Saskatchewan – Occasion


We’ve featured Saskatchewan on two separate occasions, describing them as perhaps not the most uniquely sounding band, but certainly a bunch of highly skilled crafters of vintage pop. So, even while Saskatchewan’s debut might initially come off as a sentimental trip, a scrapbook of both then and now, it’s very much an engaging record painted in rigorously vital colors. The slick vintage ambiance is admirably manifested across Occasions ten tracks, charmingly executed were each song bares clearly distinguishable features. There is that obvious comparison to Twin Shadow and Wild Nothing, but it’s not a necessity when viewing the album in an isolated context. The more you listen to the album, the less important are the nostalgic sentiments, and the bands great attention to details and craftsmanship start to show itself.

Still, at initial listen there are bits and pieces of history scattered across the album, but it’s necessary to note that the certain eras or musical imprints that they evokes is less important than the melodious structure of each song. Take the opener “Death & Taxes” for instance; the song starts off as a gloomy Angelo Badalamenti score but transforms into a slightly cheesy, yet irresistibly captivating 80’s synth-ballad. But after the third or so listen, the foremost thing that sustains is the effortlessly curved harmonies buried under a strain of wistful ambiance.

“Death & Taxes” is followed by “Divine Kind” were the band exchanges the synthesizers for the murky new wave of Echo And The Bunnymen. It might be one of the weakest moments on the record, but still displays Occasion’s expansive registry viewed in the context of the genre. With “Possession”, they get in a flow of spellbinding songwriting, with the aptly titled Bryan Ferry/80’s Roxy Music-esque “Spellbound” as the possible high mark alongside the faster-paced “Destroy”.

Impressively, the second half of the record carries just as much weight as the first. The album stand-out “Young Ministry” manages to revisits early New Order/The Cure in a fruitful way with layers of reverberated guitars, soft percussive beats and washed out synthesizers. “New Medicine” is probably the most immediately rewarding listen, revisiting “Possessions” beguiling falsetto refrain, while the title-track is a stunning closer were the band leave the drum-machines aside, carrying the song with sweeping orchestrated keyboard lines, slowly building towards a bursting finale. “Fronting” and “Venom” might be regarded as mere fillers with their movie score sort of ambiance, but still manage to uphold a certain quality in terms of melody and texture.

Taken as a whole, Occasion builds on catchy refrains, but not in a fast-food sort of way. Underneath the vintage layers, the songs are sophisticated enough to withstand and evolve over time. Occasion fits nicely alongside Wild Nothings and Twin Shadows debuts and while both these artist have gone on to refining their aesthetic and getting more assured in their artistry, we have to remember that Occasion is very much a debut were Saskatchewan are still trying to find their place. There’s evidently an unfortunate risk of being labeled as merely yet another revivalist outfit, and while that to some extend is true, all good records rely on skillful songwriting. For that reason, Occasion should not be written off as anything less than a very accomplished first try.

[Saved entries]
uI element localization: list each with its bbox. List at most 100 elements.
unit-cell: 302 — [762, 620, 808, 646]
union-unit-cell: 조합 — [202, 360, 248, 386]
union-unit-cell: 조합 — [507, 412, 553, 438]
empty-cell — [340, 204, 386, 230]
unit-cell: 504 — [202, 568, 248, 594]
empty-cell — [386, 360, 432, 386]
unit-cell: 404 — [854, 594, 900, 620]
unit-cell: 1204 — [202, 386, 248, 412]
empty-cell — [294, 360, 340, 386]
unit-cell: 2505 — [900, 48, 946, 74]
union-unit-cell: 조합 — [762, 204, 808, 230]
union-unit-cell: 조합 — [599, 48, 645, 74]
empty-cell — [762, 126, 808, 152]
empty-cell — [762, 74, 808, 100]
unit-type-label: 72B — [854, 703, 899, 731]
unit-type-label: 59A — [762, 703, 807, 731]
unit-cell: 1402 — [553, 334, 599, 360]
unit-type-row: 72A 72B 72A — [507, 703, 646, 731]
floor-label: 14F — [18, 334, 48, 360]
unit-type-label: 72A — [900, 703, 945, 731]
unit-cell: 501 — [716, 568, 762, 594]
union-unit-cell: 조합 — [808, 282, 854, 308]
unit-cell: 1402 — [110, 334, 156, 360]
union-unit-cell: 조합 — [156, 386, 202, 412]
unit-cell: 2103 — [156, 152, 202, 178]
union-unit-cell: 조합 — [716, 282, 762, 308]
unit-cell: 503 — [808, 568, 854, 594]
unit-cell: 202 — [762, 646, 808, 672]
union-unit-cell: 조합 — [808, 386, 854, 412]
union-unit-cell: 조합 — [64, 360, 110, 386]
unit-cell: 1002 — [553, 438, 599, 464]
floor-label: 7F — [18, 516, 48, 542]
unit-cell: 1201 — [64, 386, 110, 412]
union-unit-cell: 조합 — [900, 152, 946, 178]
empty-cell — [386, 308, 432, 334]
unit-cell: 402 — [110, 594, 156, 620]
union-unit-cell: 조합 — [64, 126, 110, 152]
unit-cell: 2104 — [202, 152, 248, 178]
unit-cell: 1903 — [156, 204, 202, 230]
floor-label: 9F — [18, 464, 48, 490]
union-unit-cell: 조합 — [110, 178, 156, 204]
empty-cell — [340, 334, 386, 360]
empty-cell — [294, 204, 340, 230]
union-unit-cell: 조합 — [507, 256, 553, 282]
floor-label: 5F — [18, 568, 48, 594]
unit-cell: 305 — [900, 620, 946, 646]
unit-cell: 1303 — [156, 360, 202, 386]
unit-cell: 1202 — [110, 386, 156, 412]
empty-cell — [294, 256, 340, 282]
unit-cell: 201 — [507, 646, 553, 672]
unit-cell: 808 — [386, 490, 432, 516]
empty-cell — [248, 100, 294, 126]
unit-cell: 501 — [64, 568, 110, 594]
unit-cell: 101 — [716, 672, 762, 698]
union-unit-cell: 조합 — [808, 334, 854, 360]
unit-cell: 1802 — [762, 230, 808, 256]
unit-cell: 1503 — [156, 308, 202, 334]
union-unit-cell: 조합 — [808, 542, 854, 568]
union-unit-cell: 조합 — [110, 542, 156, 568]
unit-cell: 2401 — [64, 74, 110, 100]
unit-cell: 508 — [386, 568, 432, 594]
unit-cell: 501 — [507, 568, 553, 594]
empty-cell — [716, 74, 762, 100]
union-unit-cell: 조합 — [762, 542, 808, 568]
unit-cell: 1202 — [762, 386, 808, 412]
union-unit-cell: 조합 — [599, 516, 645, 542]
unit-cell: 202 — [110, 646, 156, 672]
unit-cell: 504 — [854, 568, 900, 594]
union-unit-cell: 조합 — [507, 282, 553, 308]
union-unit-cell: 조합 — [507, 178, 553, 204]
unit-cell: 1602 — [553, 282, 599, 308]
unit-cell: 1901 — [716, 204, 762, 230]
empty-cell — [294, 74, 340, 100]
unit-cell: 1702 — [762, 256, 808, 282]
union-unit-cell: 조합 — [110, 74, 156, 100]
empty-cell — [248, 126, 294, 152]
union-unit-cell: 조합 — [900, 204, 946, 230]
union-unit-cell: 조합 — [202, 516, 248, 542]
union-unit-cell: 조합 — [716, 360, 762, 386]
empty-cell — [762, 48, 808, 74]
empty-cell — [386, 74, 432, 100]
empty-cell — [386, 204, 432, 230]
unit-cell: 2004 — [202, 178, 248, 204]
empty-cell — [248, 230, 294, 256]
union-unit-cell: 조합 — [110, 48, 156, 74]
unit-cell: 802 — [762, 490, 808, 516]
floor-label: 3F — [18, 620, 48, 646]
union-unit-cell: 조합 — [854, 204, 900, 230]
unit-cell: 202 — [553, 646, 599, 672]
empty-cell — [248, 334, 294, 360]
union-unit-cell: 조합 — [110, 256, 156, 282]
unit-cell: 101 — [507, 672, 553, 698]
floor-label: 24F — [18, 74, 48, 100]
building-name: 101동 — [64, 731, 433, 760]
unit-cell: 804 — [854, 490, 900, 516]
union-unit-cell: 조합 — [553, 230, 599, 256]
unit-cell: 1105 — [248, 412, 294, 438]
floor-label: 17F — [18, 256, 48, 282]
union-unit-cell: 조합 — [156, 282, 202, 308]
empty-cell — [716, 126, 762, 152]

*Task statement*
For each statement, say yes or no to whether the Occasion review supports it, and quote the deciding words: (a) the review calls "Divine Kind" possibly one of the album's weakest moments; (b) the title track is carried by drum machines; (c) the review names "New Medicine" as the album stand-out.

*Response to this exercise*
(a) Yes: "It might be one of the weakest moments on the record"
(b) No: "the band leave the drum-machines aside, carrying the song with sweeping orchestrated keyboard lines"
(c) No: "The album stand-out “Young Ministry”"